Give all of the lines again exactly as they read.

━━ Source records ━━

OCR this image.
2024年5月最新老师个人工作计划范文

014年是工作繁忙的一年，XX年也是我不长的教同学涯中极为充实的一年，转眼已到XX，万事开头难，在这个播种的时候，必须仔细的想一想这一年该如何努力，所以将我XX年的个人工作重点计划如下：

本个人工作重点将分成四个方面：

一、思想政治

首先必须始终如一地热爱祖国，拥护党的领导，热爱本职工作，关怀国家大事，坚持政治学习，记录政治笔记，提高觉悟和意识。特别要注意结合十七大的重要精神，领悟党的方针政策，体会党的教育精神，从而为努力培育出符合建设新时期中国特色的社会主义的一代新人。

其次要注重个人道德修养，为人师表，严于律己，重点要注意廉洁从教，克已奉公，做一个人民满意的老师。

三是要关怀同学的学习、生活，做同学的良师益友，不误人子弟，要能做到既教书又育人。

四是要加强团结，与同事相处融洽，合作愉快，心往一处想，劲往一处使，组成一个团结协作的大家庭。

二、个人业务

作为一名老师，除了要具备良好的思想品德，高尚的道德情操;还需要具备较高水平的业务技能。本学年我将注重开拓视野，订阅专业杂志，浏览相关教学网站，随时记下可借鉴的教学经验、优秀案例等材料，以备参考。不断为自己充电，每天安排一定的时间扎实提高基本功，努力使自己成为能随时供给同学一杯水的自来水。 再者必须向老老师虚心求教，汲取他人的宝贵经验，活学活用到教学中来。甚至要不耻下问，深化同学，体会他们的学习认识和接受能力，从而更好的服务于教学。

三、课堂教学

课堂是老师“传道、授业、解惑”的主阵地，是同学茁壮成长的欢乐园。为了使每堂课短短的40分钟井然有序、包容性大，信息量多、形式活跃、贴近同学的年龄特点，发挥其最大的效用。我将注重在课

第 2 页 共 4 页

━━━

Output of the exercise:
OCR this image.
2024年5月最新老师个人工作计划范文

014年是工作繁忙的一年，XX年也是我不长的教同学涯中极为充实的一年，转眼已到XX，万事开头难，在这个播种的时候，必须仔细的想一想这一年该如何努力，所以将我XX年的个人工作重点计划如下：

本个人工作重点将分成四个方面：

一、思想政治

首先必须始终如一地热爱祖国，拥护党的领导，热爱本职工作，关怀国家大事，坚持政治学习，记录政治笔记，提高觉悟和意识。特别要注意结合十七大的重要精神，领悟党的方针政策，体会党的教育精神，从而为努力培育出符合建设新时期中国特色的社会主义的一代新人。

其次要注重个人道德修养，为人师表，严于律己，重点要注意廉洁从教，克已奉公，做一个人民满意的老师。

三是要关怀同学的学习、生活，做同学的良师益友，不误人子弟，要能做到既教书又育人。

四是要加强团结，与同事相处融洽，合作愉快，心往一处想，劲往一处使，组成一个团结协作的大家庭。

二、个人业务

作为一名老师，除了要具备良好的思想品德，高尚的道德情操;还需要具备较高水平的业务技能。本学年我将注重开拓视野，订阅专业杂志，浏览相关教学网站，随时记下可借鉴的教学经验、优秀案例等材料，以备参考。不断为自己充电，每天安排一定的时间扎实提高基本功，努力使自己成为能随时供给同学一杯水的自来水。 再者必须向老老师虚心求教，汲取他人的宝贵经验，活学活用到教学中来。甚至要不耻下问，深化同学，体会他们的学习认识和接受能力，从而更好的服务于教学。

三、课堂教学

课堂是老师“传道、授业、解惑”的主阵地，是同学茁壮成长的欢乐园。为了使每堂课短短的40分钟井然有序、包容性大，信息量多、形式活跃、贴近同学的年龄特点，发挥其最大的效用。我将注重在课

第 2 页 共 4 页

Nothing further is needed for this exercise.